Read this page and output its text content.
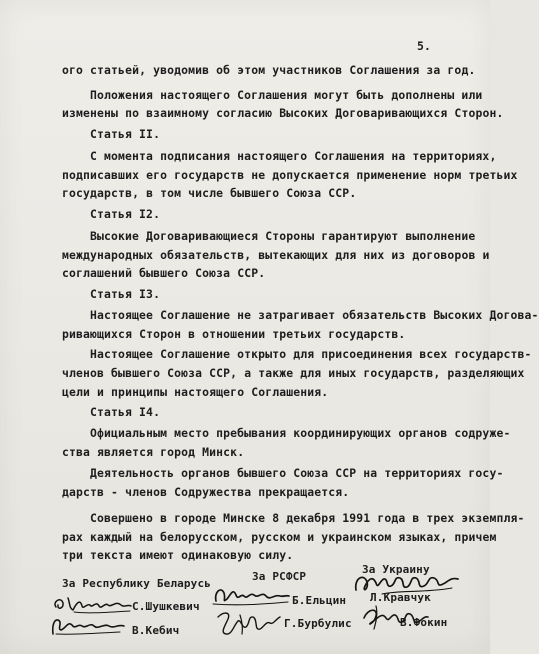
5.
ого статьей, уводомив об этом участников Соглашения за год.
Положения настоящего Соглашения могут быть дополнены или
изменены по взаимному согласию Высоких Договаривающихся Сторон.
Статья II.
С момента подписания настоящего Соглашения на территориях,
подписавших его государств не допускается применение норм третьих
государств, в том числе бывшего Союза ССР.
Статья I2.
Высокие Договаривающиеся Стороны гарантируют выполнение
международных обязательств, вытекающих для них из договоров и
соглашений бывшего Союза ССР.
Статья I3.
Настоящее Соглашение не затрагивает обязательств Высоких Догова-
ривающихся Сторон в отношении третьих государств.
Настоящее Соглашение открыто для присоединения всех государств-
членов бывшего Союза ССР, а также для иных государств, разделяющих
цели и принципы настоящего Соглашения.
Статья I4.
Официальным место пребывания координирующих органов содруже-
ства является город Минск.
Деятельность органов бывшего Союза ССР на территориях госу-
дарств - членов Содружества прекращается.
Совершено в городе Минске 8 декабря 1991 года в трех экземпля-
рах каждый на белорусском, русском и украинском языках, причем
три текста имеют одинаковую силу.
За Республику Беларусь
С.Шушкевич
В.Кебич
За РСФСР
Б.Ельцин
Г.Бурбулис
За Украину
Л.Кравчук
В.Фокин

_____

Isolate the lines above that contain the word "органов" and copy them.

Официальным место пребывания координирующих органов содруже-
Деятельность органов бывшего Союза ССР на территориях госу-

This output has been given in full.